--- BEGIN ---

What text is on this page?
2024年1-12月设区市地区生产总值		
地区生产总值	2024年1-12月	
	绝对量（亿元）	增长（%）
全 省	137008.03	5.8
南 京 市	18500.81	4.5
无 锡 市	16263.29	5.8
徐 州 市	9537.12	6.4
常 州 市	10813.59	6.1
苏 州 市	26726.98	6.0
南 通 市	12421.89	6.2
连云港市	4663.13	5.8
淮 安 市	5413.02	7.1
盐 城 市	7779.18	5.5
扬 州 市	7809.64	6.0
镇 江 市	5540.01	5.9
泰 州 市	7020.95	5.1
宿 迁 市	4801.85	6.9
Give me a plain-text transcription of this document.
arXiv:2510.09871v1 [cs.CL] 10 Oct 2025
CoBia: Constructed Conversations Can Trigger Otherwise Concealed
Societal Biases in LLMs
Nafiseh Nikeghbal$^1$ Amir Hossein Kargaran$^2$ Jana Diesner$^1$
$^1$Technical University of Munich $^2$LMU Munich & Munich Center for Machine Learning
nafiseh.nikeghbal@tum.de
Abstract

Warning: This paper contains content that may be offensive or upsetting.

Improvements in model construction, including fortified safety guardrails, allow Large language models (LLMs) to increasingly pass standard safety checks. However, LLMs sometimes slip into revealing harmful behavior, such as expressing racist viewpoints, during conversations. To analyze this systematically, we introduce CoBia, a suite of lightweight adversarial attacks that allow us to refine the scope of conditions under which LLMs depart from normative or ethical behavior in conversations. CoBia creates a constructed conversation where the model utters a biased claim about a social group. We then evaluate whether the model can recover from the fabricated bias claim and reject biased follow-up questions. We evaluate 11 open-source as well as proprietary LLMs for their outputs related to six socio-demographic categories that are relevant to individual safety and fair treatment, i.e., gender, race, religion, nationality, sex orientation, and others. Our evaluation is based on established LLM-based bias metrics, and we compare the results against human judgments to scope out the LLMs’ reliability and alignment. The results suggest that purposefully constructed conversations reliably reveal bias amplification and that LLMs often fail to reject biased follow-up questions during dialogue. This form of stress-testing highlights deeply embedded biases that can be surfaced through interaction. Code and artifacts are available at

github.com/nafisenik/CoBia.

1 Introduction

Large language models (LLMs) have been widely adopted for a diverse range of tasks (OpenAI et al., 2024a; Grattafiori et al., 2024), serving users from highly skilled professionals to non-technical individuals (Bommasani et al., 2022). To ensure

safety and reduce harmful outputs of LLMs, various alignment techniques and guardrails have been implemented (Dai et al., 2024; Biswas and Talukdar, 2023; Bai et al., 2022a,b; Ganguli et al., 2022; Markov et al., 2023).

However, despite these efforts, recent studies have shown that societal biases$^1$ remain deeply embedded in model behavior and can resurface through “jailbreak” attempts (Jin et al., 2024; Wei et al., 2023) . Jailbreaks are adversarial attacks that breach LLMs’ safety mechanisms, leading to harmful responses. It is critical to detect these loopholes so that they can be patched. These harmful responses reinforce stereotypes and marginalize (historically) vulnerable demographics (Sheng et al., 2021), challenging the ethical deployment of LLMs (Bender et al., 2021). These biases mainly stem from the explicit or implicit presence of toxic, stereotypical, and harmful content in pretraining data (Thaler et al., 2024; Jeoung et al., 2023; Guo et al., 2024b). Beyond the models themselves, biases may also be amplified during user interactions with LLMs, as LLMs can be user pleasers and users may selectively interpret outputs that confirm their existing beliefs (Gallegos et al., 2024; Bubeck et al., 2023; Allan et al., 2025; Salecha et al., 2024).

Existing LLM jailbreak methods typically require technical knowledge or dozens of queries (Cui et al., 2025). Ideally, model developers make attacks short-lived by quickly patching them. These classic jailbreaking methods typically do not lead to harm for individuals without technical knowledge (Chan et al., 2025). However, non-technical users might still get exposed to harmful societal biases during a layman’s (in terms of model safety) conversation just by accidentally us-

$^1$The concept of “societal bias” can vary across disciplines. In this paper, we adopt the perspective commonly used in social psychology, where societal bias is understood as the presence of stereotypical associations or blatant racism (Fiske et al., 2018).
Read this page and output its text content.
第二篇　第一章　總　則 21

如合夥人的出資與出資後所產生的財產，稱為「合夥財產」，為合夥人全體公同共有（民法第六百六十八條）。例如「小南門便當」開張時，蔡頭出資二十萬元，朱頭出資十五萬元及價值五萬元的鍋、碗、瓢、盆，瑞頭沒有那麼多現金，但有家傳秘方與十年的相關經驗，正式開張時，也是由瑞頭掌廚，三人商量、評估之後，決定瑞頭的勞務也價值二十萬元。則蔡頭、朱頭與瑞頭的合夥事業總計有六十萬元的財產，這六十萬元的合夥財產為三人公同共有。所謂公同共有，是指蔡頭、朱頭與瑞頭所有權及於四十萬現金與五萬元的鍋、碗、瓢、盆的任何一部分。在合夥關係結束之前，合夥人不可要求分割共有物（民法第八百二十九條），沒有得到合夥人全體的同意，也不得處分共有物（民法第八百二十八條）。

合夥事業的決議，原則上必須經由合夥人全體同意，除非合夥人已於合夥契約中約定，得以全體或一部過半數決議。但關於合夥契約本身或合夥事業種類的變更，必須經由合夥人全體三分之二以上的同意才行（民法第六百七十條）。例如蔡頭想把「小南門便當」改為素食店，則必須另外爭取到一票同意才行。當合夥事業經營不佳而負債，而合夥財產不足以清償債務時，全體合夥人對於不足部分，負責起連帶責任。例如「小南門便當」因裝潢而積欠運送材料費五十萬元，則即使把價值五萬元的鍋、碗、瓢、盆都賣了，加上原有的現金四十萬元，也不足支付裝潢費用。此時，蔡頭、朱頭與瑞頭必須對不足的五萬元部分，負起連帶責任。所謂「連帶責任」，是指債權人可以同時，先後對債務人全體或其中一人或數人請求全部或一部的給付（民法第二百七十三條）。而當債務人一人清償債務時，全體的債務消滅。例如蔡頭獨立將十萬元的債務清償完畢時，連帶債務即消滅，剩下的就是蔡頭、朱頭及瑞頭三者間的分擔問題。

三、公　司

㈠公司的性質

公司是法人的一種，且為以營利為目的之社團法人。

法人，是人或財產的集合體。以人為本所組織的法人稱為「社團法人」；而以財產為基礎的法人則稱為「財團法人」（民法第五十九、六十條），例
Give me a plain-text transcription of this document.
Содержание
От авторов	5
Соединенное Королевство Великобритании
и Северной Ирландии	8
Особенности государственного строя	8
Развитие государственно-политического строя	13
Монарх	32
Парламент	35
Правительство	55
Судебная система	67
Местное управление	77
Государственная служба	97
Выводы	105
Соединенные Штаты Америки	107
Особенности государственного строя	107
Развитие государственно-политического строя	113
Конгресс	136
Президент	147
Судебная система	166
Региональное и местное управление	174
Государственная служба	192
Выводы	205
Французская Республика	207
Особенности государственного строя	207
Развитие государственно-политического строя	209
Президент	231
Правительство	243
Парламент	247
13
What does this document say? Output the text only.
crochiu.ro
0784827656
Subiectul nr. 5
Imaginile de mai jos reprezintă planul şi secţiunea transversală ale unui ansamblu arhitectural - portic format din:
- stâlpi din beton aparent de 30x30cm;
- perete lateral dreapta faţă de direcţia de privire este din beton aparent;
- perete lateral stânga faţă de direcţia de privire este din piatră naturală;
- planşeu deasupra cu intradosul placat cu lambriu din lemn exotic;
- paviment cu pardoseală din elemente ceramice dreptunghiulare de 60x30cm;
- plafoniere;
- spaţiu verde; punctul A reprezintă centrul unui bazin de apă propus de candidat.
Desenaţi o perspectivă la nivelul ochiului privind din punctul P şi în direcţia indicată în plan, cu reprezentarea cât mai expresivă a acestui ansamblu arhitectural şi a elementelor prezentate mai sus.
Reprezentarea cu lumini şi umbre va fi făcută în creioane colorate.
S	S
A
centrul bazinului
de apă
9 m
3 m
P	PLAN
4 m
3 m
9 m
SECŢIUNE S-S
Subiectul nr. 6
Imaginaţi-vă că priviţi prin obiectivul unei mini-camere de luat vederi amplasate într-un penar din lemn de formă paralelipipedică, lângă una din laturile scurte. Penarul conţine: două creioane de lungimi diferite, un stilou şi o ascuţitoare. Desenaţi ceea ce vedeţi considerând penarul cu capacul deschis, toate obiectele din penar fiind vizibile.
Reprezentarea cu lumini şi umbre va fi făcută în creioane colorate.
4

--- END ---

What the exercise asks
Take the line with "What does this" and all lines after it through the end of the records, and write them out exactly; include nothing else.

In response
What does this document say? Output the text only.
crochiu.ro
0784827656
Subiectul nr. 5
Imaginile de mai jos reprezintă planul şi secţiunea transversală ale unui ansamblu arhitectural - portic format din:
- stâlpi din beton aparent de 30x30cm;
- perete lateral dreapta faţă de direcţia de privire este din beton aparent;
- perete lateral stânga faţă de direcţia de privire este din piatră naturală;
- planşeu deasupra cu intradosul placat cu lambriu din lemn exotic;
- paviment cu pardoseală din elemente ceramice dreptunghiulare de 60x30cm;
- plafoniere;
- spaţiu verde; punctul A reprezintă centrul unui bazin de apă propus de candidat.
Desenaţi o perspectivă la nivelul ochiului privind din punctul P şi în direcţia indicată în plan, cu reprezentarea cât mai expresivă a acestui ansamblu arhitectural şi a elementelor prezentate mai sus.
Reprezentarea cu lumini şi umbre va fi făcută în creioane colorate.
S	S
A
centrul bazinului
de apă
9 m
3 m
P	PLAN
4 m
3 m
9 m
SECŢIUNE S-S
Subiectul nr. 6
Imaginaţi-vă că priviţi prin obiectivul unei mini-camere de luat vederi amplasate într-un penar din lemn de formă paralelipipedică, lângă una din laturile scurte. Penarul conţine: două creioane de lungimi diferite, un stilou şi o ascuţitoare. Desenaţi ceea ce vedeţi considerând penarul cu capacul deschis, toate obiectele din penar fiind vizibile.
Reprezentarea cu lumini şi umbre va fi făcută în creioane colorate.
4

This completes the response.